Exercise goal:
In the listing, locate the line containing "Give me the", then quote it and all following lines exactly. Omit pictures.

Data:
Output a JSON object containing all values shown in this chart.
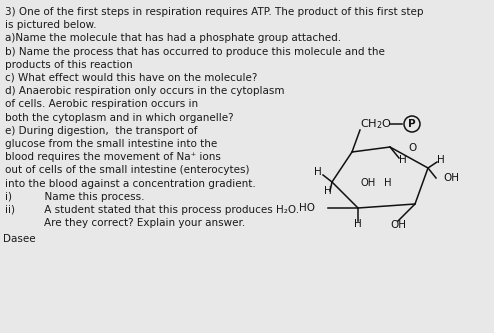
{
  "bg_color": "#e8e8e8",
  "text_color": "#1a1a1a",
  "title_line1": "3) One of the first steps in respiration requires ATP. The product of this first step",
  "title_line2": "is pictured below.",
  "q_a": "a)Name the molecule that has had a phosphate group attached.",
  "q_b_line1": "b) Name the process that has occurred to produce this molecule and the",
  "q_b_line2": "products of this reaction",
  "q_c": "c) What effect would this have on the molecule?",
  "q_d_line1": "d) Anaerobic respiration only occurs in the cytoplasm",
  "q_d_line2": "of cells. Aerobic respiration occurs in",
  "q_d_line3": "both the cytoplasm and in which organelle?",
  "q_e_line1": "e) During digestion,  the transport of",
  "q_e_line2": "glucose from the small intestine into the",
  "q_e_line3": "blood requires the movement of Na⁺ ions",
  "q_e_line4": "out of cells of the small intestine (enterocytes)",
  "q_e_line5": "into the blood against a concentration gradient.",
  "q_i": "i)          Name this process.",
  "q_ii_line1": "ii)         A student stated that this process produces H₂O.",
  "q_ii_line2": "            Are they correct? Explain your answer.",
  "footer": "Dasee",
  "fontsize_main": 7.5
}
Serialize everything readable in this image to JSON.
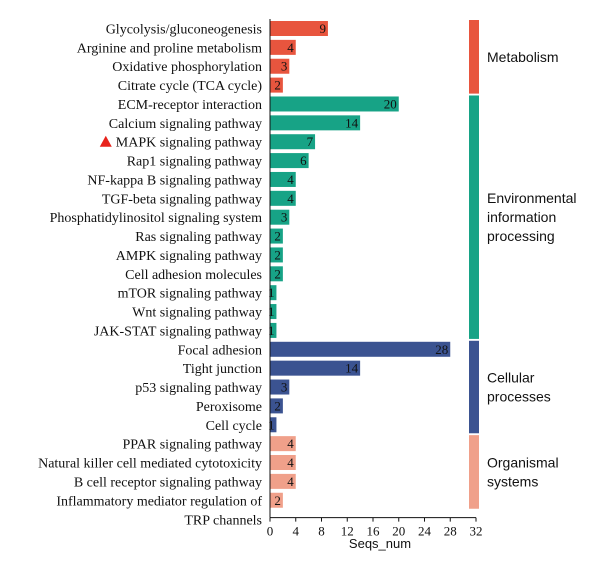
{
  "chart_data": {
    "type": "bar",
    "orientation": "horizontal",
    "xlabel": "Seqs_num",
    "xlim": [
      0,
      32
    ],
    "xticks": [
      0,
      4,
      8,
      12,
      16,
      20,
      24,
      28,
      32
    ],
    "grid": false,
    "colors": {
      "Metabolism": "#e8553e",
      "Environmental information processing": "#17a386",
      "Cellular processes": "#3b5391",
      "Organismal systems": "#f0a08a"
    },
    "highlight": {
      "category": "MAPK signaling pathway",
      "marker": "triangle-icon",
      "color": "#e8231c"
    },
    "groups": [
      {
        "name": "Metabolism",
        "label_lines": [
          "Metabolism"
        ],
        "color": "#e8553e",
        "items": [
          {
            "category": "Glycolysis/gluconeogenesis",
            "value": 9
          },
          {
            "category": "Arginine and proline metabolism",
            "value": 4
          },
          {
            "category": "Oxidative phosphorylation",
            "value": 3
          },
          {
            "category": "Citrate cycle (TCA cycle)",
            "value": 2
          }
        ]
      },
      {
        "name": "Environmental information processing",
        "label_lines": [
          "Environmental",
          "information",
          "processing"
        ],
        "color": "#17a386",
        "items": [
          {
            "category": "ECM-receptor interaction",
            "value": 20
          },
          {
            "category": "Calcium signaling pathway",
            "value": 14
          },
          {
            "category": "MAPK signaling pathway",
            "value": 7
          },
          {
            "category": "Rap1 signaling pathway",
            "value": 6
          },
          {
            "category": "NF-kappa B signaling pathway",
            "value": 4
          },
          {
            "category": "TGF-beta signaling pathway",
            "value": 4
          },
          {
            "category": "Phosphatidylinositol signaling system",
            "value": 3
          },
          {
            "category": "Ras signaling pathway",
            "value": 2
          },
          {
            "category": "AMPK signaling pathway",
            "value": 2
          },
          {
            "category": "Cell adhesion molecules",
            "value": 2
          },
          {
            "category": "mTOR signaling pathway",
            "value": 1
          },
          {
            "category": "Wnt signaling pathway",
            "value": 1
          },
          {
            "category": "JAK-STAT signaling pathway",
            "value": 1
          }
        ]
      },
      {
        "name": "Cellular processes",
        "label_lines": [
          "Cellular",
          "processes"
        ],
        "color": "#3b5391",
        "items": [
          {
            "category": "Focal adhesion",
            "value": 28
          },
          {
            "category": "Tight junction",
            "value": 14
          },
          {
            "category": "p53 signaling pathway",
            "value": 3
          },
          {
            "category": "Peroxisome",
            "value": 2
          },
          {
            "category": "Cell cycle",
            "value": 1
          }
        ]
      },
      {
        "name": "Organismal systems",
        "label_lines": [
          "Organismal",
          "systems"
        ],
        "color": "#f0a08a",
        "items": [
          {
            "category": "PPAR signaling pathway",
            "value": 4
          },
          {
            "category": "Natural killer cell mediated cytotoxicity",
            "value": 4
          },
          {
            "category": "B cell receptor signaling pathway",
            "value": 4
          },
          {
            "category": "Inflammatory mediator regulation of TRP channels",
            "label_lines": [
              "Inflammatory mediator regulation of",
              "TRP channels"
            ],
            "value": 2
          }
        ]
      }
    ]
  }
}
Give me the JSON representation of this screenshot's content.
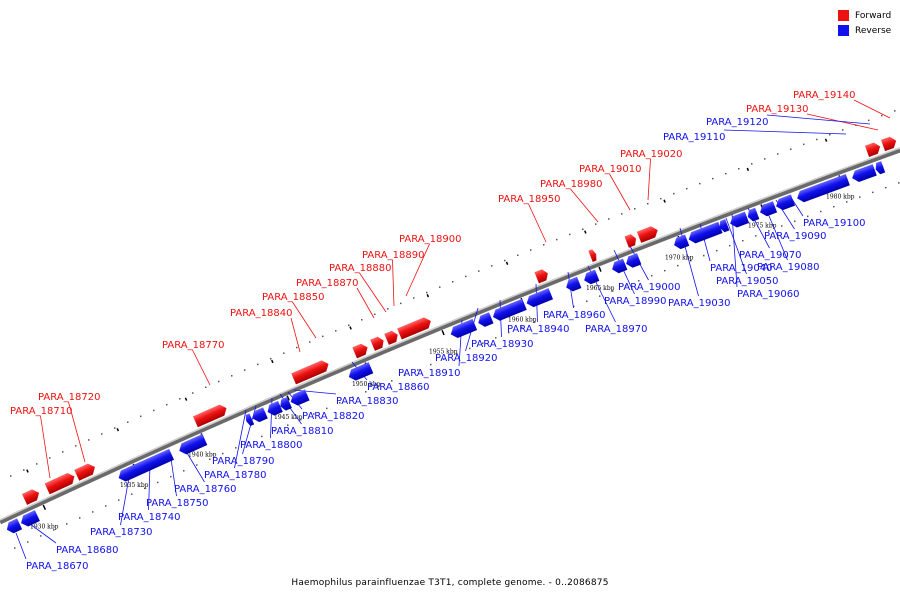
{
  "caption": "Haemophilus parainfluenzae T3T1, complete genome. - 0..2086875",
  "legend": {
    "forward_label": "Forward",
    "reverse_label": "Reverse",
    "forward_color": "#ee1111",
    "reverse_color": "#1111ee"
  },
  "tick_labels": [
    "1930 kbp",
    "1935 kbp",
    "1940 kbp",
    "1945 kbp",
    "1950 kbp",
    "1955 kbp",
    "1960 kbp",
    "1965 kbp",
    "1970 kbp",
    "1975 kbp",
    "1980 kbp"
  ],
  "forward_genes": [
    "PARA_18710",
    "PARA_18720",
    "PARA_18770",
    "PARA_18840",
    "PARA_18850",
    "PARA_18870",
    "PARA_18880",
    "PARA_18890",
    "PARA_18900",
    "PARA_18950",
    "PARA_18980",
    "PARA_19010",
    "PARA_19020",
    "PARA_19130",
    "PARA_19140"
  ],
  "reverse_genes": [
    "PARA_18670",
    "PARA_18680",
    "PARA_18730",
    "PARA_18740",
    "PARA_18750",
    "PARA_18760",
    "PARA_18780",
    "PARA_18790",
    "PARA_18800",
    "PARA_18810",
    "PARA_18820",
    "PARA_18830",
    "PARA_18860",
    "PARA_18910",
    "PARA_18920",
    "PARA_18930",
    "PARA_18940",
    "PARA_18960",
    "PARA_18970",
    "PARA_18990",
    "PARA_19000",
    "PARA_19030",
    "PARA_19040",
    "PARA_19050",
    "PARA_19060",
    "PARA_19070",
    "PARA_19080",
    "PARA_19090",
    "PARA_19100",
    "PARA_19110",
    "PARA_19120"
  ]
}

Exercise answer:
Give me the JSON representation of this screenshot's content.
{
  "caption": "Haemophilus parainfluenzae T3T1, complete genome. - 0..2086875",
  "legend": {
    "forward_label": "Forward",
    "reverse_label": "Reverse",
    "forward_color": "#ee1111",
    "reverse_color": "#1111ee"
  },
  "tick_labels": [
    "1930 kbp",
    "1935 kbp",
    "1940 kbp",
    "1945 kbp",
    "1950 kbp",
    "1955 kbp",
    "1960 kbp",
    "1965 kbp",
    "1970 kbp",
    "1975 kbp",
    "1980 kbp"
  ],
  "forward_genes": [
    "PARA_18710",
    "PARA_18720",
    "PARA_18770",
    "PARA_18840",
    "PARA_18850",
    "PARA_18870",
    "PARA_18880",
    "PARA_18890",
    "PARA_18900",
    "PARA_18950",
    "PARA_18980",
    "PARA_19010",
    "PARA_19020",
    "PARA_19130",
    "PARA_19140"
  ],
  "reverse_genes": [
    "PARA_18670",
    "PARA_18680",
    "PARA_18730",
    "PARA_18740",
    "PARA_18750",
    "PARA_18760",
    "PARA_18780",
    "PARA_18790",
    "PARA_18800",
    "PARA_18810",
    "PARA_18820",
    "PARA_18830",
    "PARA_18860",
    "PARA_18910",
    "PARA_18920",
    "PARA_18930",
    "PARA_18940",
    "PARA_18960",
    "PARA_18970",
    "PARA_18990",
    "PARA_19000",
    "PARA_19030",
    "PARA_19040",
    "PARA_19050",
    "PARA_19060",
    "PARA_19070",
    "PARA_19080",
    "PARA_19090",
    "PARA_19100",
    "PARA_19110",
    "PARA_19120"
  ]
}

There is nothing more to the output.